● WORK TO BE COMPLETED: Extract all lines containing "August".

● EXCERPTED RECORDS:
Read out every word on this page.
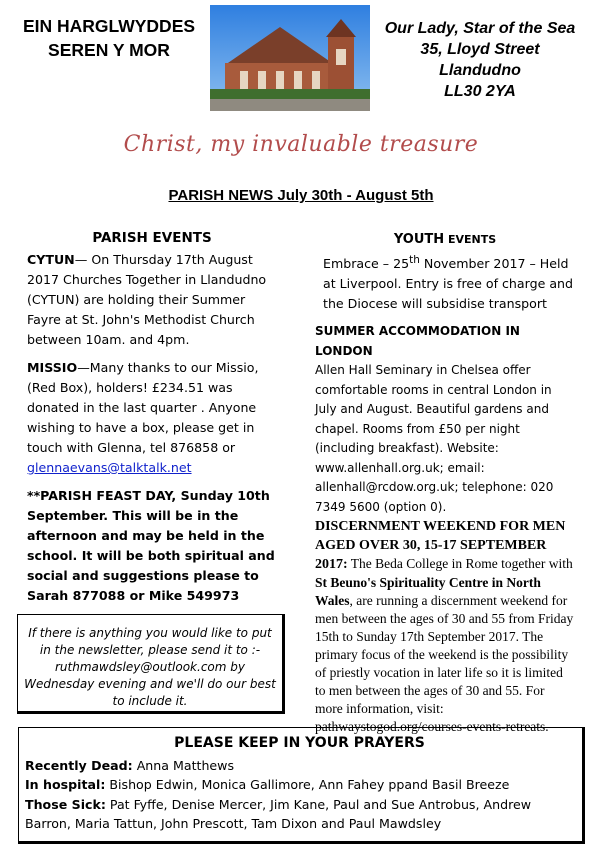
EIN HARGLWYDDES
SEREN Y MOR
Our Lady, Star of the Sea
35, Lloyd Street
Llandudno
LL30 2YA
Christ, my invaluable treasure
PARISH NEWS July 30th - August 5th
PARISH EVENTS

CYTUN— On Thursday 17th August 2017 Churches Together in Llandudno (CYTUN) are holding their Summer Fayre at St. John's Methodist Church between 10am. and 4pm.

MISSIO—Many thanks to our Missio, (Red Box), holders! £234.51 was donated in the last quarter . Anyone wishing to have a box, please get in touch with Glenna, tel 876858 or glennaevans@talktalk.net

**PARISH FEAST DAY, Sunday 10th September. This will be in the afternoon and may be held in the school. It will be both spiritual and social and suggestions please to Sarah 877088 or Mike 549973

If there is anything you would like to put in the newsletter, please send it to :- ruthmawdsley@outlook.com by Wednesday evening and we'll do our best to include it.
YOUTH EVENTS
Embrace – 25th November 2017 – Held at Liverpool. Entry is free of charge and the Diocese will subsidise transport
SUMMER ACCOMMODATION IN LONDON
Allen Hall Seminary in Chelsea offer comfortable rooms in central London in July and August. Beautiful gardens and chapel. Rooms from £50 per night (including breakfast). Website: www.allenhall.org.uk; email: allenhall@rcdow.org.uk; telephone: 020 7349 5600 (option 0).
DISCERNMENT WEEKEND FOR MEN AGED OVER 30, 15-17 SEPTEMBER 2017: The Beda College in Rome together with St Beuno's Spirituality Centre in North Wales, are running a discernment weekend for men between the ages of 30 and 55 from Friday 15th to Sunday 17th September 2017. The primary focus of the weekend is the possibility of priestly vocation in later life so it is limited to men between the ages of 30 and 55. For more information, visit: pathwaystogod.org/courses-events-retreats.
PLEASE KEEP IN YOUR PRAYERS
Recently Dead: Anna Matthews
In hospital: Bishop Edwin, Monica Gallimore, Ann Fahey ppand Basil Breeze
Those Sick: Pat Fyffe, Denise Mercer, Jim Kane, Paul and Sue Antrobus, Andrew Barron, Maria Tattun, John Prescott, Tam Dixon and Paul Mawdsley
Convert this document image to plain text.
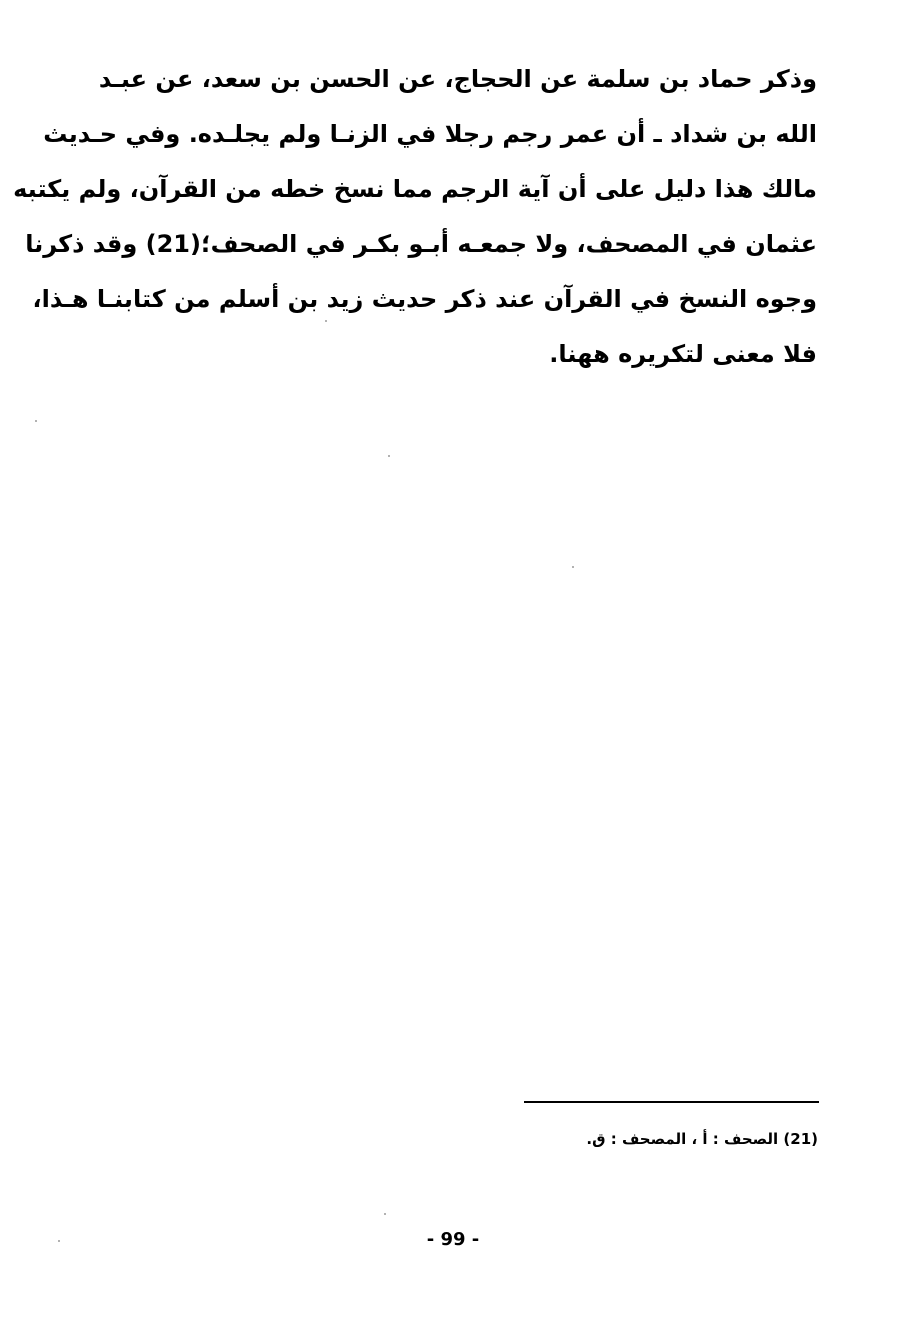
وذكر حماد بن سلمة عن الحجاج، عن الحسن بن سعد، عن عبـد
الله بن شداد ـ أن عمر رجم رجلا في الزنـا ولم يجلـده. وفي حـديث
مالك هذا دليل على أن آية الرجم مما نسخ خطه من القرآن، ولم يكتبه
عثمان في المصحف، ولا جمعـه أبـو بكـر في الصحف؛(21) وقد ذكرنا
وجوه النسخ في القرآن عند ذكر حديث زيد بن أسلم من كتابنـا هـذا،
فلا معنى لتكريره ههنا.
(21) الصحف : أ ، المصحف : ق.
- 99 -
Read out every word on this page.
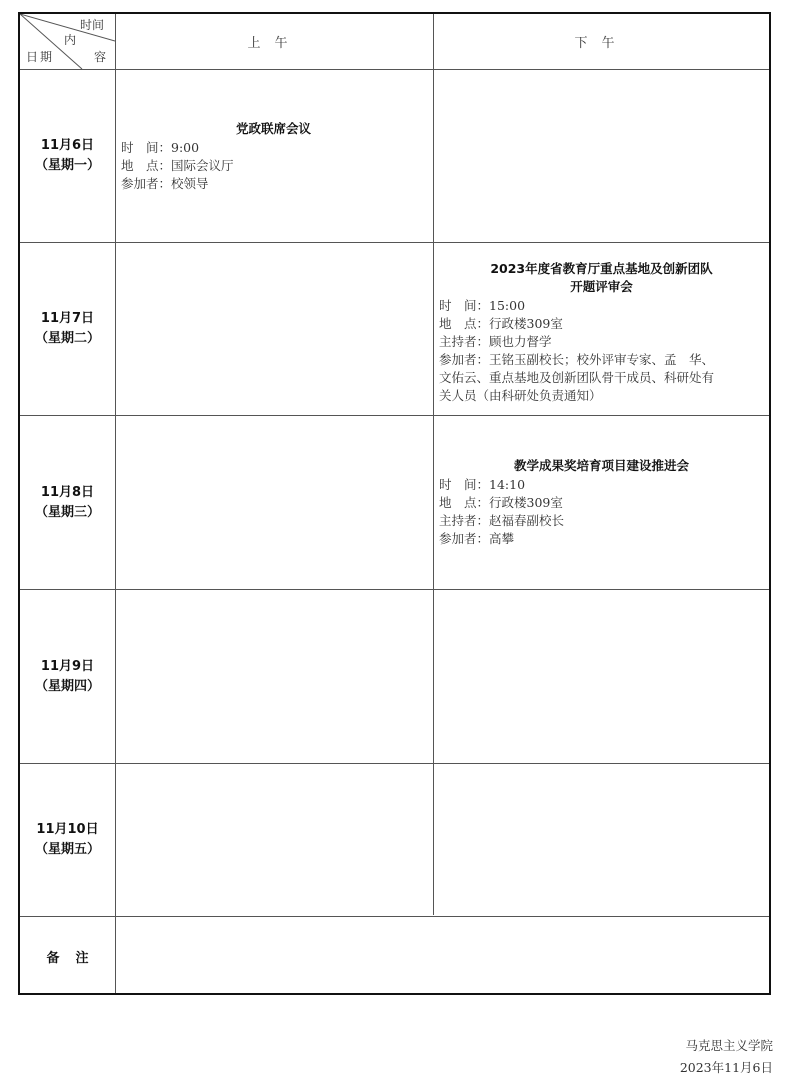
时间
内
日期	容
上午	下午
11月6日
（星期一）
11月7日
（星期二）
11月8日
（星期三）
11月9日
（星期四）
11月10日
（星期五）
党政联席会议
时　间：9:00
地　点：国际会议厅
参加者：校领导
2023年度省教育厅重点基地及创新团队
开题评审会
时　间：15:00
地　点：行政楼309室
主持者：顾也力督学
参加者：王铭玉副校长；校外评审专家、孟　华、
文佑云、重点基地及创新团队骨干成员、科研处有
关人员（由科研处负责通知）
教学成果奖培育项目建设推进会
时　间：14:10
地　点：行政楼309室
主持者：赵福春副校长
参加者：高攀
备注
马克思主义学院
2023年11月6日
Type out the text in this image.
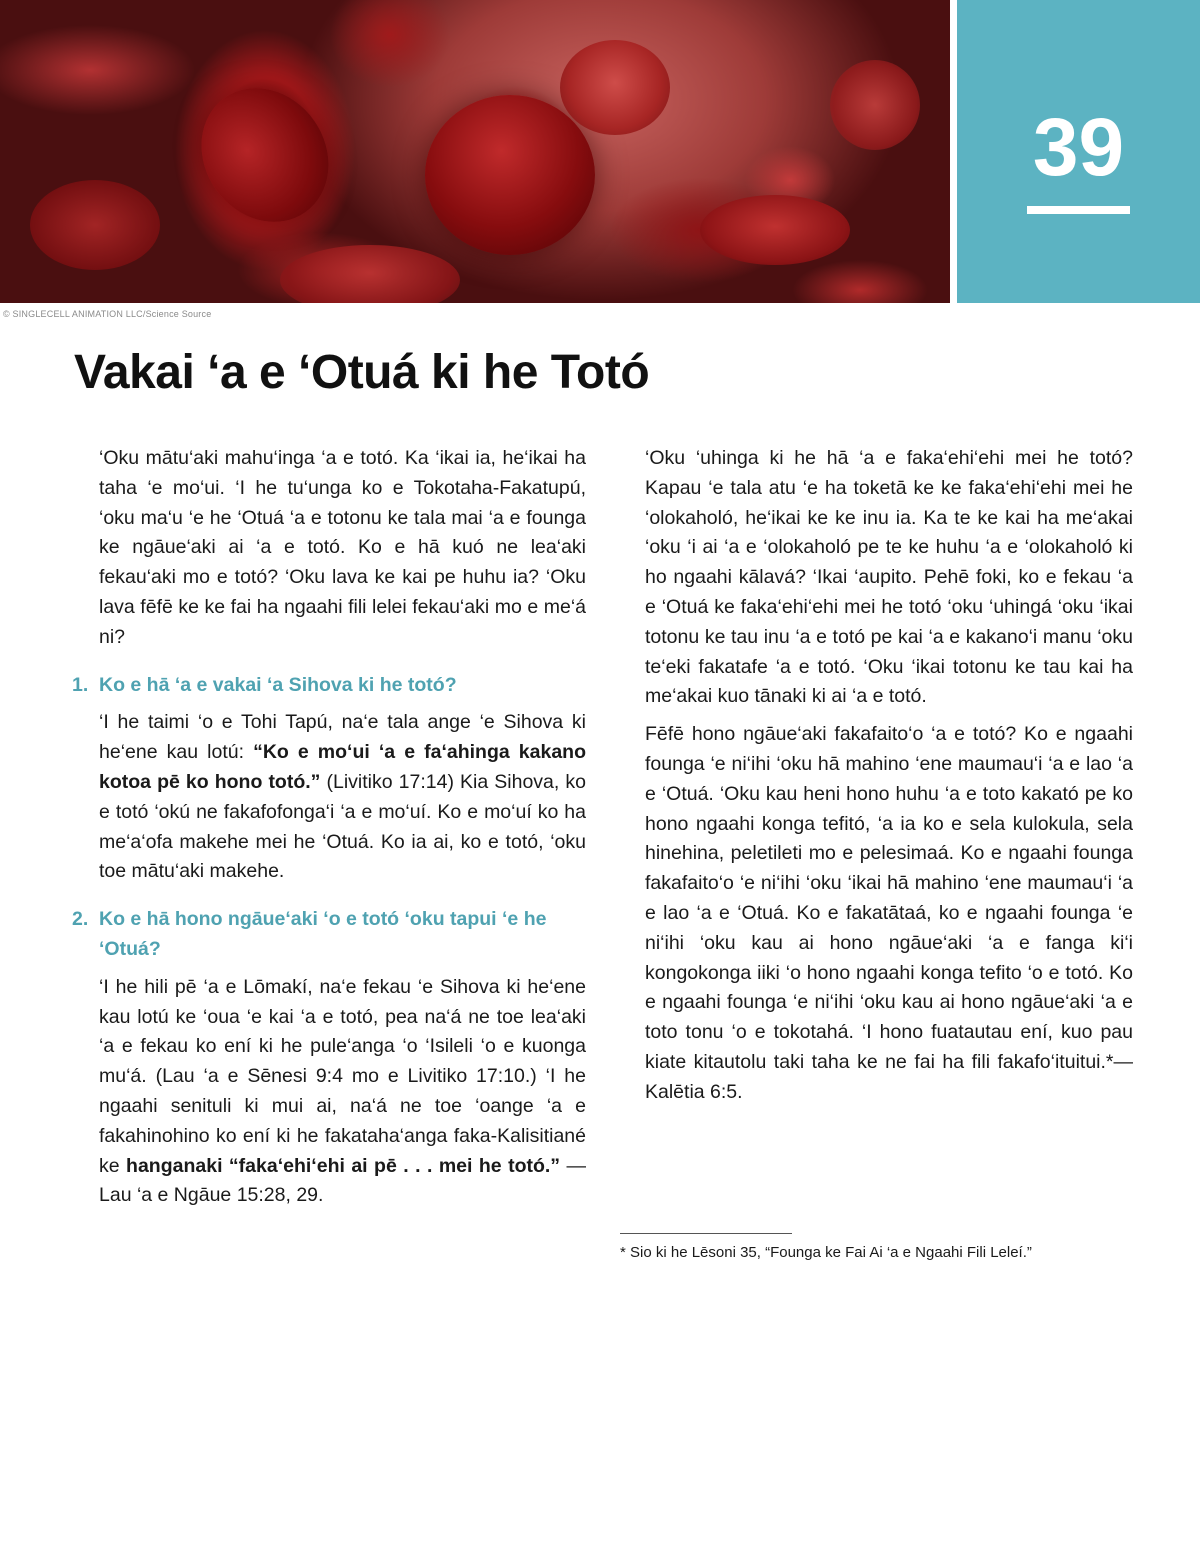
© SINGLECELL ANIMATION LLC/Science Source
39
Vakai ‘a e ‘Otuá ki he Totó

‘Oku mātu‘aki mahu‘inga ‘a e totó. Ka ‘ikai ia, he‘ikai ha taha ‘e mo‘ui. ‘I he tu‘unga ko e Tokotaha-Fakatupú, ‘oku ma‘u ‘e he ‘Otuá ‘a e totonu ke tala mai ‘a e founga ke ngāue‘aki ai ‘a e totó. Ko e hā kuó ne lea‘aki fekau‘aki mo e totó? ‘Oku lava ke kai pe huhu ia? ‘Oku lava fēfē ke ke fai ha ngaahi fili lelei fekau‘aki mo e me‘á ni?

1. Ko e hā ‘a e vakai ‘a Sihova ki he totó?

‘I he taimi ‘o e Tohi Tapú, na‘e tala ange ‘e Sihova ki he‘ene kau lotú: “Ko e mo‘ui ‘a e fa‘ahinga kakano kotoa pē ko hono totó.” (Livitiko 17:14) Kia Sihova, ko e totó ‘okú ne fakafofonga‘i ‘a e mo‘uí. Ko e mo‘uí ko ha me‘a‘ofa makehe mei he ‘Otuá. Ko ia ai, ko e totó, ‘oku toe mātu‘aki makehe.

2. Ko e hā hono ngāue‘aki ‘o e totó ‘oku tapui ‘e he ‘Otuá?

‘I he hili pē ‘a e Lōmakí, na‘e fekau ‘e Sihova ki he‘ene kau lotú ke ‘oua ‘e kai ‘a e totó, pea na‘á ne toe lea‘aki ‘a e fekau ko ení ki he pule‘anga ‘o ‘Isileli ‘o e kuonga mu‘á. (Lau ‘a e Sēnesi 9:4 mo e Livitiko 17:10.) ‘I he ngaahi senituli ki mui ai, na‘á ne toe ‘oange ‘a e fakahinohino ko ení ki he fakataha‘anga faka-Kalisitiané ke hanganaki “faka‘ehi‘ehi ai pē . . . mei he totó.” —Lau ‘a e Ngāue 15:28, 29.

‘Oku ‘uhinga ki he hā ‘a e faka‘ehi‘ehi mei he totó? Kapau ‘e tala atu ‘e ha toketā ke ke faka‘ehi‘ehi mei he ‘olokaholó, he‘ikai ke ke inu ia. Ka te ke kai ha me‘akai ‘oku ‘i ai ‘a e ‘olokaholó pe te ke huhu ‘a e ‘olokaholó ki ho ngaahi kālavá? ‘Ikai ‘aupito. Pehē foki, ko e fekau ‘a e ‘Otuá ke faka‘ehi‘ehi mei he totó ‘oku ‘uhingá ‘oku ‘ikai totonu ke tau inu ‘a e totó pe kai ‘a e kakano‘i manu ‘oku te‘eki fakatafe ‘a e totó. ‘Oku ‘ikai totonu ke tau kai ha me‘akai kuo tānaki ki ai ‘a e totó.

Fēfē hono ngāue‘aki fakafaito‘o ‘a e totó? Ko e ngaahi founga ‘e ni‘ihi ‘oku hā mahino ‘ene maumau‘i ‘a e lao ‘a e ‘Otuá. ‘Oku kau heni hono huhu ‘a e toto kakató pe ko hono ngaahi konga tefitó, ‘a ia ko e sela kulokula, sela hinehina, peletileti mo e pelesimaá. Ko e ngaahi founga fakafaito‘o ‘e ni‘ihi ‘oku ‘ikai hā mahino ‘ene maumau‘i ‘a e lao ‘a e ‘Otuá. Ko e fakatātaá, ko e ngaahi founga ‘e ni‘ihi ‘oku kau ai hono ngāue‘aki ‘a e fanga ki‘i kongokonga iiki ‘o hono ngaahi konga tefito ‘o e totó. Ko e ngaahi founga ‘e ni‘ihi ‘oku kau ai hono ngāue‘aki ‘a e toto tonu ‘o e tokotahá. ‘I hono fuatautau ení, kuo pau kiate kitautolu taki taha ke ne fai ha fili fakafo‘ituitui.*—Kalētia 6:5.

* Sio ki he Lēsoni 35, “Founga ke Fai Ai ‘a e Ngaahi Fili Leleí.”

● RESULT:
PARISH NEWS July 30th - August 5th
CYTUN— On Thursday 17th August 2017 Churches Together in Llandudno (CYTUN) are holding their Summer Fayre at St. John's Methodist Church between 10am. and 4pm.
Allen Hall Seminary in Chelsea offer comfortable rooms in central London in July and August. Beautiful gardens and chapel. Rooms from £50 per night (including breakfast). Website: www.allenhall.org.uk; email: allenhall@rcdow.org.uk; telephone: 020 7349 5600 (option 0).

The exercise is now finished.